• Exercise:
Go through the records and copy each line where the word "title" occurs.

Extracts from a graphics dataset
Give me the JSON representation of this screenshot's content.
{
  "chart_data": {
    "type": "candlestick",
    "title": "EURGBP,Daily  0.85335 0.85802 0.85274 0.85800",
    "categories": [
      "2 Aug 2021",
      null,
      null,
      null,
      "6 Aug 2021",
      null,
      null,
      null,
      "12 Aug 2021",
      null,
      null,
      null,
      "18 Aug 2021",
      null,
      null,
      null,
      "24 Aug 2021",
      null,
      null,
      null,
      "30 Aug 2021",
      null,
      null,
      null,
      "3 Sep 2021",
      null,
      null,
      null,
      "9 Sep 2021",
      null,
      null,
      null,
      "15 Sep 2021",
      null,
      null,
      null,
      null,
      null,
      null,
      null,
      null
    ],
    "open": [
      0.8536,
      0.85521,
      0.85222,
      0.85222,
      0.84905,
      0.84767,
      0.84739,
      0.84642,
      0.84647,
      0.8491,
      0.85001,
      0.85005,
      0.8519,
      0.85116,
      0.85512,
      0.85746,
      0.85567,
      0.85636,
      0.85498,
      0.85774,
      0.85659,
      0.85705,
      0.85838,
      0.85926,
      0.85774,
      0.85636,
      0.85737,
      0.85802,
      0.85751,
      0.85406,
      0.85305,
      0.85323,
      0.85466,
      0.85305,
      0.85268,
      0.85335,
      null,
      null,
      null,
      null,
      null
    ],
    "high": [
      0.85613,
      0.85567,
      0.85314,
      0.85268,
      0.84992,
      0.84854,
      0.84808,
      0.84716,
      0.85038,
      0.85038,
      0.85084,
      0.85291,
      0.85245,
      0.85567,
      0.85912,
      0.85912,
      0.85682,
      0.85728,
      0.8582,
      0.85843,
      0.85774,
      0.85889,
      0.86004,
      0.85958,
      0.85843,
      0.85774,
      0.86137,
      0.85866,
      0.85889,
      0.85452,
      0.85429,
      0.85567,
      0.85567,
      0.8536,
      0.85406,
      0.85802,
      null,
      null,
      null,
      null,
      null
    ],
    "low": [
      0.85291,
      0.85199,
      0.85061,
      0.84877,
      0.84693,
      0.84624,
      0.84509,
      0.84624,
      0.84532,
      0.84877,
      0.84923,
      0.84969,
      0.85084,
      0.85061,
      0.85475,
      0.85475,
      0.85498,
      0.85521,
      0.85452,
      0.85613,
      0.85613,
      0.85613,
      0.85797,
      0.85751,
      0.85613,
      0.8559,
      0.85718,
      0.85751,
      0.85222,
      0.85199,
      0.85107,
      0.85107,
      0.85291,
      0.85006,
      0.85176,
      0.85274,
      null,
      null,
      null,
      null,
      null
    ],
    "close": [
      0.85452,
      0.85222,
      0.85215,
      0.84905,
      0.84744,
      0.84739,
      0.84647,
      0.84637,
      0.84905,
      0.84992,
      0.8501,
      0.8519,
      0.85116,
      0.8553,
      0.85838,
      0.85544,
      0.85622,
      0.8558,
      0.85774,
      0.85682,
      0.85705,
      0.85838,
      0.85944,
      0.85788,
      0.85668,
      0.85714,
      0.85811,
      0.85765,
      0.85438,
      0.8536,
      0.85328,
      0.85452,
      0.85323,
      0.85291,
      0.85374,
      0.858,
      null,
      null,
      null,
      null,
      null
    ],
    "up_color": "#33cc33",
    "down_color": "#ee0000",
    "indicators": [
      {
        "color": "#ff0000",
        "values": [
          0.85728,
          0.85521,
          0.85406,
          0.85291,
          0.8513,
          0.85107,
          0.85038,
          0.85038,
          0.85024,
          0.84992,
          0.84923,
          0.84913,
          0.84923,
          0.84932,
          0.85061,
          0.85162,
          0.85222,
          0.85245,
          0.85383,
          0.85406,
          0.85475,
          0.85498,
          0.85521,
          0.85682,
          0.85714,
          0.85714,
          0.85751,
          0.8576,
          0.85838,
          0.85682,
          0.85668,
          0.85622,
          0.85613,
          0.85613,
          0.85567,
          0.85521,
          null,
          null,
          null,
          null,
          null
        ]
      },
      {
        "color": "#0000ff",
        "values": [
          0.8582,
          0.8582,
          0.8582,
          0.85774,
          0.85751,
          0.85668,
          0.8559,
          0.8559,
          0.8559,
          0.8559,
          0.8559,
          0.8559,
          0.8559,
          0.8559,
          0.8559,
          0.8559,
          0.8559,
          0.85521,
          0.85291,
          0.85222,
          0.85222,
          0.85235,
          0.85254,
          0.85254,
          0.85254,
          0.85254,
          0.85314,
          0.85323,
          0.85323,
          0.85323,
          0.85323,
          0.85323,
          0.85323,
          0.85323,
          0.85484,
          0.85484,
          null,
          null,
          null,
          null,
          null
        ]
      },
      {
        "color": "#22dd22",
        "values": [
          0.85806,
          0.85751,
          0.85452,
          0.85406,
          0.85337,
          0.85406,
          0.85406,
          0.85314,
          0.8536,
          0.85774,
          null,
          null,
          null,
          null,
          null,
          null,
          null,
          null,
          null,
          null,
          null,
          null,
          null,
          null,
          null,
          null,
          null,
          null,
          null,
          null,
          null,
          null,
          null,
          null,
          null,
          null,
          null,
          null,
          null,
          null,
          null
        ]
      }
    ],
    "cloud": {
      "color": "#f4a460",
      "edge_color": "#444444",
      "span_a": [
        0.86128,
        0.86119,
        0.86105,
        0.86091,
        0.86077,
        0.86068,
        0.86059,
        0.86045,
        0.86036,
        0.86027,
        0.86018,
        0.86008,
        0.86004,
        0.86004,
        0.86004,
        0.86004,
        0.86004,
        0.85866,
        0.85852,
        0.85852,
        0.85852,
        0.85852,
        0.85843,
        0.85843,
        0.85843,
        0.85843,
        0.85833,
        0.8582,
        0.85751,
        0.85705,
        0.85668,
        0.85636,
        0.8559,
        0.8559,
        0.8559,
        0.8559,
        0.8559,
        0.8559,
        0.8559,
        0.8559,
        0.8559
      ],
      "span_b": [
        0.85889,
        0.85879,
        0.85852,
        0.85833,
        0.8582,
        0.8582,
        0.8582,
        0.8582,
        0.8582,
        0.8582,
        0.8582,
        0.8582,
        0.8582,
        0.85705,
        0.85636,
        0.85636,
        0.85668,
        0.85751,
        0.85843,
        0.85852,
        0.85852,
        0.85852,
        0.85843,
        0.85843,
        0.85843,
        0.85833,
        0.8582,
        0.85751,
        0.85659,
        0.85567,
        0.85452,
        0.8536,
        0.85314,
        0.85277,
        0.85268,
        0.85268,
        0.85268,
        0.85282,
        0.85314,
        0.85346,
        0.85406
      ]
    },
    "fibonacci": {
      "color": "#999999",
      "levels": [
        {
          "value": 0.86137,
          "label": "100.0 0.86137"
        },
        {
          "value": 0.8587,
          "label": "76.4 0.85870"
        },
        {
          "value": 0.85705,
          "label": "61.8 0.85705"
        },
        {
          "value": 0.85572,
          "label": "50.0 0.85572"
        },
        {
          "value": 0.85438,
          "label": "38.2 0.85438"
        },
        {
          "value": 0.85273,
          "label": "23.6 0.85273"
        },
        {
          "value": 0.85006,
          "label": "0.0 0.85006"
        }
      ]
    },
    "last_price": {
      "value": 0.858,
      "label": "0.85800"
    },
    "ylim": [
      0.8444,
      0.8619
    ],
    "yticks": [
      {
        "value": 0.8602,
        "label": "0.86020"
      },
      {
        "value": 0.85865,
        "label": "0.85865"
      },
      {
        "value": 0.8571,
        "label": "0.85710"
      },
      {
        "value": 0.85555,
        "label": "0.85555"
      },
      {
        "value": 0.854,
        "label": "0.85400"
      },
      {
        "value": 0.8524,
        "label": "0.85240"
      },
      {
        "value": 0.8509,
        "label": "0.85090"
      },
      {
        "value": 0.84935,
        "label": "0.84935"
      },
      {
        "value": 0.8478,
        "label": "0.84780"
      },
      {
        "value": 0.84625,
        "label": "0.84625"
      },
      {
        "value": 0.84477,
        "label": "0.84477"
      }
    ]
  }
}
...
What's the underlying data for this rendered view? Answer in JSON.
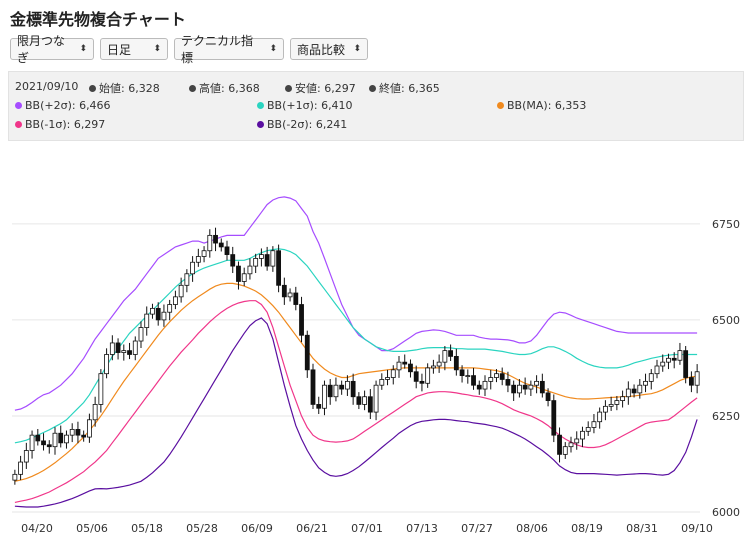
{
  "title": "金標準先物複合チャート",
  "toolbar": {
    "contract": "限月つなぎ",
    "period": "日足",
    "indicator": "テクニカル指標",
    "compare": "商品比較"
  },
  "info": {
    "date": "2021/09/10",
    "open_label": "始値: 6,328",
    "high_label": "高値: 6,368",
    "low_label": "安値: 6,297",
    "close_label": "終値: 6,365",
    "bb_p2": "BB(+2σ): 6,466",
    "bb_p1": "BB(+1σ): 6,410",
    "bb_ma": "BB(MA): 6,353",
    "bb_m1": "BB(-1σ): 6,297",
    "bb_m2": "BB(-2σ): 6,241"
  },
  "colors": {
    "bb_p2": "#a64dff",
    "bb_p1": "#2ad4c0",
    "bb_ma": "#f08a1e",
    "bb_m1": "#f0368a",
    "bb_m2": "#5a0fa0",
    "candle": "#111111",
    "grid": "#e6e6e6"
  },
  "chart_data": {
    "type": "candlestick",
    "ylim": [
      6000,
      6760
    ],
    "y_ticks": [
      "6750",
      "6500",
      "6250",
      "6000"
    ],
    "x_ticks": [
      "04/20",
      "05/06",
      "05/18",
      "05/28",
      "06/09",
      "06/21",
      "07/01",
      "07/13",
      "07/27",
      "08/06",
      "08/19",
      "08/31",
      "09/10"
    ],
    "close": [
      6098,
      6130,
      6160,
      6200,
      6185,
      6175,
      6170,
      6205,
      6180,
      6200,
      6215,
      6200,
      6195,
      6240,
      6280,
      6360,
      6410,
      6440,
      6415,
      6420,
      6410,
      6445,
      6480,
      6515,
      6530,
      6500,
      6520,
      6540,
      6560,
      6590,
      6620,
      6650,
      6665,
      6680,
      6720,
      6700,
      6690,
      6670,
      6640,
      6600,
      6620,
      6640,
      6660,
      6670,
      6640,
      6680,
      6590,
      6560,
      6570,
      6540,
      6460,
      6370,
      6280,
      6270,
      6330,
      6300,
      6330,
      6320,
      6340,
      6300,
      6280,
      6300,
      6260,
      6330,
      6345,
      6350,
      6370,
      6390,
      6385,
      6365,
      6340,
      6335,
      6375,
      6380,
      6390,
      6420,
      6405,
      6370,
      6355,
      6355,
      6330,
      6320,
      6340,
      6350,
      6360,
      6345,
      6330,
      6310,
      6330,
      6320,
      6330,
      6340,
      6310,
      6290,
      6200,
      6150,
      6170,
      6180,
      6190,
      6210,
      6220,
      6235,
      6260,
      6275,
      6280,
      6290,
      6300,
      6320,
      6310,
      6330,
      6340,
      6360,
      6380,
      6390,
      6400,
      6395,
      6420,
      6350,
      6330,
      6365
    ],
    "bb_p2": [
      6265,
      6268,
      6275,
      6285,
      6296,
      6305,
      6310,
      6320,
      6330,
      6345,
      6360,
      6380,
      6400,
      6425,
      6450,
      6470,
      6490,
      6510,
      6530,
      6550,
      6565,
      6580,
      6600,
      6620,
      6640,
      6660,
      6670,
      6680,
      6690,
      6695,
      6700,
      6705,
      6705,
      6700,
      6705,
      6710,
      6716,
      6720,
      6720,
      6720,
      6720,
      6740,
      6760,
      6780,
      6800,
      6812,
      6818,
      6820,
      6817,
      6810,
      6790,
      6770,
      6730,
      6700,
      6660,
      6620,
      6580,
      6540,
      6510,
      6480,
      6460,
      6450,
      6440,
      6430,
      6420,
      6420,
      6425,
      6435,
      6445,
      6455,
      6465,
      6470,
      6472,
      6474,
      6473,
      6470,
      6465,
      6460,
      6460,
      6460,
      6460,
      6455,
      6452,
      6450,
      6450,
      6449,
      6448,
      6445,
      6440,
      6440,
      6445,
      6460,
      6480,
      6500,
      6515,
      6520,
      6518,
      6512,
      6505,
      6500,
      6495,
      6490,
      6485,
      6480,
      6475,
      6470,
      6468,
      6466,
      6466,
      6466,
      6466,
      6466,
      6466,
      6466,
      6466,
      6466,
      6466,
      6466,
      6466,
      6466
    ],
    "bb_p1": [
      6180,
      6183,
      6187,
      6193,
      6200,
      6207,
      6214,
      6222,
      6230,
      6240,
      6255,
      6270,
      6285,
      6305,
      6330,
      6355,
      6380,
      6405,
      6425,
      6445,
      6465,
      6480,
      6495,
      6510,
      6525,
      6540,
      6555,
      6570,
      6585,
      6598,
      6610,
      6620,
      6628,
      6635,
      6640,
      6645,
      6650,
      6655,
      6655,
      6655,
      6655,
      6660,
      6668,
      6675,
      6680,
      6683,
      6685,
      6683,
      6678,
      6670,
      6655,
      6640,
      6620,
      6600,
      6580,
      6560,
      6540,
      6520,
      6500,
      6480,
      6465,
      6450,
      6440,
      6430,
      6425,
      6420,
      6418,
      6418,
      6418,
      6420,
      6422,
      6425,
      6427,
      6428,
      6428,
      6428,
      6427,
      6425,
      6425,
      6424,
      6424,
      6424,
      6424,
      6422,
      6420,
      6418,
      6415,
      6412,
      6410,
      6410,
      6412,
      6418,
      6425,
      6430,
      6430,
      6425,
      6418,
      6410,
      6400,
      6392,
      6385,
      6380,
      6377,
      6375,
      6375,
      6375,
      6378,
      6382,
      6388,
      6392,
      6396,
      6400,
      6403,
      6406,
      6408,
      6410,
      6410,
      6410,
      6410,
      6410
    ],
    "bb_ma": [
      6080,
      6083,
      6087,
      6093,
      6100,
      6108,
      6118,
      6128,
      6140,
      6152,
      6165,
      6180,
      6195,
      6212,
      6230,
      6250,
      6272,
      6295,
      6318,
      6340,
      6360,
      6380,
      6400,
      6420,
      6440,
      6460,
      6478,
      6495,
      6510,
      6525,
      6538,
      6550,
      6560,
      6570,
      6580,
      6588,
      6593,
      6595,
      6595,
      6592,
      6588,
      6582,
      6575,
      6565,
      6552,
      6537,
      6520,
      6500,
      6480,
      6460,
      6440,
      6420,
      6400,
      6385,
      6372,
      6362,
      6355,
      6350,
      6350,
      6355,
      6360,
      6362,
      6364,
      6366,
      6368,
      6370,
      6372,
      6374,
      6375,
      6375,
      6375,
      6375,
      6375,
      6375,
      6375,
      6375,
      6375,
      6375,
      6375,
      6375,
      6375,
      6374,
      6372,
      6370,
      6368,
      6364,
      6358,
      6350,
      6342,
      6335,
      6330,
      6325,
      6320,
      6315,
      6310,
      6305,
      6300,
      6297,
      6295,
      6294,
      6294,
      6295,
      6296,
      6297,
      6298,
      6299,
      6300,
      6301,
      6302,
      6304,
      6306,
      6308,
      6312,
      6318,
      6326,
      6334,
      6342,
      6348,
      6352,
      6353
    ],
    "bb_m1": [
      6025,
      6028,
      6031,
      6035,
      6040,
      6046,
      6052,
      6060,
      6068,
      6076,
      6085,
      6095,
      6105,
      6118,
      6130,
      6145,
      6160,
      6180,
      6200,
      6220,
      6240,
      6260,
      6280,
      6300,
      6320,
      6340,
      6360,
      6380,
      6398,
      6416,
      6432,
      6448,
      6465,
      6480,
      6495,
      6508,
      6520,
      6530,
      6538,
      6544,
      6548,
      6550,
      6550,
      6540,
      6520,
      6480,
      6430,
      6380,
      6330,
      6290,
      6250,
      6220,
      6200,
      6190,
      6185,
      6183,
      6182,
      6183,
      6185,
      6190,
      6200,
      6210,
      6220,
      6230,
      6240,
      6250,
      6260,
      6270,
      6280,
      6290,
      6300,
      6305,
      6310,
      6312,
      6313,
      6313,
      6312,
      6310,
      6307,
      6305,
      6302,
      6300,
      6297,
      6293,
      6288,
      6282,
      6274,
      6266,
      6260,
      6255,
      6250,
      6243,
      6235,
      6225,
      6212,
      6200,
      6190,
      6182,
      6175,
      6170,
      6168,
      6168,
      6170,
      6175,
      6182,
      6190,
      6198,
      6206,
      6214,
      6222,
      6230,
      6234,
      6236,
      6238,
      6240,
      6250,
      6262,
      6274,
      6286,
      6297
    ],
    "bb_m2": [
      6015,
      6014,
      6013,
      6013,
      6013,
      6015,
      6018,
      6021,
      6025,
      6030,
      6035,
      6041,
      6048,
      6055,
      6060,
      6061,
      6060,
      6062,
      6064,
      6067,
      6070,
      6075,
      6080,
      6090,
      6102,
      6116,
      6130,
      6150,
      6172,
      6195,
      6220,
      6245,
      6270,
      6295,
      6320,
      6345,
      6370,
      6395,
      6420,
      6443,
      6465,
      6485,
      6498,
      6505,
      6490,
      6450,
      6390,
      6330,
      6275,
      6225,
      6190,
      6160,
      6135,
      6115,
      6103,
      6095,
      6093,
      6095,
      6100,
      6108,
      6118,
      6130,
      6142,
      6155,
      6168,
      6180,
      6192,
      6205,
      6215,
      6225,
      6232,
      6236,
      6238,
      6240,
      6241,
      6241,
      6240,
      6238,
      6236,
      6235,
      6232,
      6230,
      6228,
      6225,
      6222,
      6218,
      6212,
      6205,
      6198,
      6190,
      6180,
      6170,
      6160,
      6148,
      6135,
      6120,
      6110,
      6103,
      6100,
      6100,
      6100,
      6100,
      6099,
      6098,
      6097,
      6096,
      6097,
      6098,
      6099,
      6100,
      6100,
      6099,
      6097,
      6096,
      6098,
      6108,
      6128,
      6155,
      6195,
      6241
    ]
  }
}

• Expected answer:
    "title": "EURGBP,Daily  0.85335 0.85802 0.85274 0.85800",
  "title": "金標準先物複合チャート",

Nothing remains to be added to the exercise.